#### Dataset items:
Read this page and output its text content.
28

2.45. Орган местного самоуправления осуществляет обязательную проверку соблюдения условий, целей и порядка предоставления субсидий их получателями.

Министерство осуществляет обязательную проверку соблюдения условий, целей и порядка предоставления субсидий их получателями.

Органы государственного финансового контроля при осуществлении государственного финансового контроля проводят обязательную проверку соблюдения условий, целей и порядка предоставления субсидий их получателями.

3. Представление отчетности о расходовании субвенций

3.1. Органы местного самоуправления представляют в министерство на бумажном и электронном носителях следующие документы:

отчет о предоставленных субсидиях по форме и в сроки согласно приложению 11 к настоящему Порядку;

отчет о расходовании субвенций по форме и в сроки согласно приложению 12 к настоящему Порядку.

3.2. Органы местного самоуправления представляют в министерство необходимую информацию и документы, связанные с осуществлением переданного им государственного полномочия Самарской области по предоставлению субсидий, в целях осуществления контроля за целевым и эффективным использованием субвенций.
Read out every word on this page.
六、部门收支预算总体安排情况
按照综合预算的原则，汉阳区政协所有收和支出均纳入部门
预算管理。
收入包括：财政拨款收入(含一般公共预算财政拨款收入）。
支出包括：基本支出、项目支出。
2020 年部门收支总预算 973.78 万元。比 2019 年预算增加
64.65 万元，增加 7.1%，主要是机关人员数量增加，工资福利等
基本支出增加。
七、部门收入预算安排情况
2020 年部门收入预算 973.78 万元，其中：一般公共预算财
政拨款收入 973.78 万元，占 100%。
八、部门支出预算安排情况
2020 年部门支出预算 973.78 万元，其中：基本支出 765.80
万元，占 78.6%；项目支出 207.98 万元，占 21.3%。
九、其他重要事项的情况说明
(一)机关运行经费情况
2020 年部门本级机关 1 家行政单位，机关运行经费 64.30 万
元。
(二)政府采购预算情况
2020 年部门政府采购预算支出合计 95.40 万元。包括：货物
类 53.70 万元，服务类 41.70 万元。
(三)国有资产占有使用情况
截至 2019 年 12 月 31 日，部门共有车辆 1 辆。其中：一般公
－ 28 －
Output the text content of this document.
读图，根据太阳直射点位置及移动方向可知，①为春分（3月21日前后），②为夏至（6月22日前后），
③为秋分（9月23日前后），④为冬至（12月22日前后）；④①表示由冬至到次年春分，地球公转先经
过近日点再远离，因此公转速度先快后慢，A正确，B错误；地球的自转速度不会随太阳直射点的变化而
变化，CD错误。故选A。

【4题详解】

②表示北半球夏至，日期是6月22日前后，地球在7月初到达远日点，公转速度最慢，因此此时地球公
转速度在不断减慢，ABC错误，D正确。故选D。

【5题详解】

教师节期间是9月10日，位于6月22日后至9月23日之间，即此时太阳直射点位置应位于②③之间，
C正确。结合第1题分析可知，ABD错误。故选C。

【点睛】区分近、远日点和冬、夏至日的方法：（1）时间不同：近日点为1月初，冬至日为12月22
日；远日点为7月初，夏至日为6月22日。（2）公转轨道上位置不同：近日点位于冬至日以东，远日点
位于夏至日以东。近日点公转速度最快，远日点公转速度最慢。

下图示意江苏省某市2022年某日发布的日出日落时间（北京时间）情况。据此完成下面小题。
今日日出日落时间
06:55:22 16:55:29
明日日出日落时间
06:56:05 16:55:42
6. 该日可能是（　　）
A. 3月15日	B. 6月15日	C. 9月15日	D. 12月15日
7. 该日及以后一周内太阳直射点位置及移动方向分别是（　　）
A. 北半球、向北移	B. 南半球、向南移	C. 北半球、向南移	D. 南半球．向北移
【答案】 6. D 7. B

#### DIRECTION:
Write the data back out verbatim.

#### THE SOLUTION:
Read this page and output its text content.
28

2.45. Орган местного самоуправления осуществляет обязательную проверку соблюдения условий, целей и порядка предоставления субсидий их получателями.

Министерство осуществляет обязательную проверку соблюдения условий, целей и порядка предоставления субсидий их получателями.

Органы государственного финансового контроля при осуществлении государственного финансового контроля проводят обязательную проверку соблюдения условий, целей и порядка предоставления субсидий их получателями.

3. Представление отчетности о расходовании субвенций

3.1. Органы местного самоуправления представляют в министерство на бумажном и электронном носителях следующие документы:

отчет о предоставленных субсидиях по форме и в сроки согласно приложению 11 к настоящему Порядку;

отчет о расходовании субвенций по форме и в сроки согласно приложению 12 к настоящему Порядку.

3.2. Органы местного самоуправления представляют в министерство необходимую информацию и документы, связанные с осуществлением переданного им государственного полномочия Самарской области по предоставлению субсидий, в целях осуществления контроля за целевым и эффективным использованием субвенций.
Read out every word on this page.
六、部门收支预算总体安排情况
按照综合预算的原则，汉阳区政协所有收和支出均纳入部门
预算管理。
收入包括：财政拨款收入(含一般公共预算财政拨款收入）。
支出包括：基本支出、项目支出。
2020 年部门收支总预算 973.78 万元。比 2019 年预算增加
64.65 万元，增加 7.1%，主要是机关人员数量增加，工资福利等
基本支出增加。
七、部门收入预算安排情况
2020 年部门收入预算 973.78 万元，其中：一般公共预算财
政拨款收入 973.78 万元，占 100%。
八、部门支出预算安排情况
2020 年部门支出预算 973.78 万元，其中：基本支出 765.80
万元，占 78.6%；项目支出 207.98 万元，占 21.3%。
九、其他重要事项的情况说明
(一)机关运行经费情况
2020 年部门本级机关 1 家行政单位，机关运行经费 64.30 万
元。
(二)政府采购预算情况
2020 年部门政府采购预算支出合计 95.40 万元。包括：货物
类 53.70 万元，服务类 41.70 万元。
(三)国有资产占有使用情况
截至 2019 年 12 月 31 日，部门共有车辆 1 辆。其中：一般公
－ 28 －
Output the text content of this document.
读图，根据太阳直射点位置及移动方向可知，①为春分（3月21日前后），②为夏至（6月22日前后），
③为秋分（9月23日前后），④为冬至（12月22日前后）；④①表示由冬至到次年春分，地球公转先经
过近日点再远离，因此公转速度先快后慢，A正确，B错误；地球的自转速度不会随太阳直射点的变化而
变化，CD错误。故选A。

【4题详解】

②表示北半球夏至，日期是6月22日前后，地球在7月初到达远日点，公转速度最慢，因此此时地球公
转速度在不断减慢，ABC错误，D正确。故选D。

【5题详解】

教师节期间是9月10日，位于6月22日后至9月23日之间，即此时太阳直射点位置应位于②③之间，
C正确。结合第1题分析可知，ABD错误。故选C。

【点睛】区分近、远日点和冬、夏至日的方法：（1）时间不同：近日点为1月初，冬至日为12月22
日；远日点为7月初，夏至日为6月22日。（2）公转轨道上位置不同：近日点位于冬至日以东，远日点
位于夏至日以东。近日点公转速度最快，远日点公转速度最慢。

下图示意江苏省某市2022年某日发布的日出日落时间（北京时间）情况。据此完成下面小题。
今日日出日落时间
06:55:22 16:55:29
明日日出日落时间
06:56:05 16:55:42
6. 该日可能是（　　）
A. 3月15日	B. 6月15日	C. 9月15日	D. 12月15日
7. 该日及以后一周内太阳直射点位置及移动方向分别是（　　）
A. 北半球、向北移	B. 南半球、向南移	C. 北半球、向南移	D. 南半球．向北移
【答案】 6. D 7. B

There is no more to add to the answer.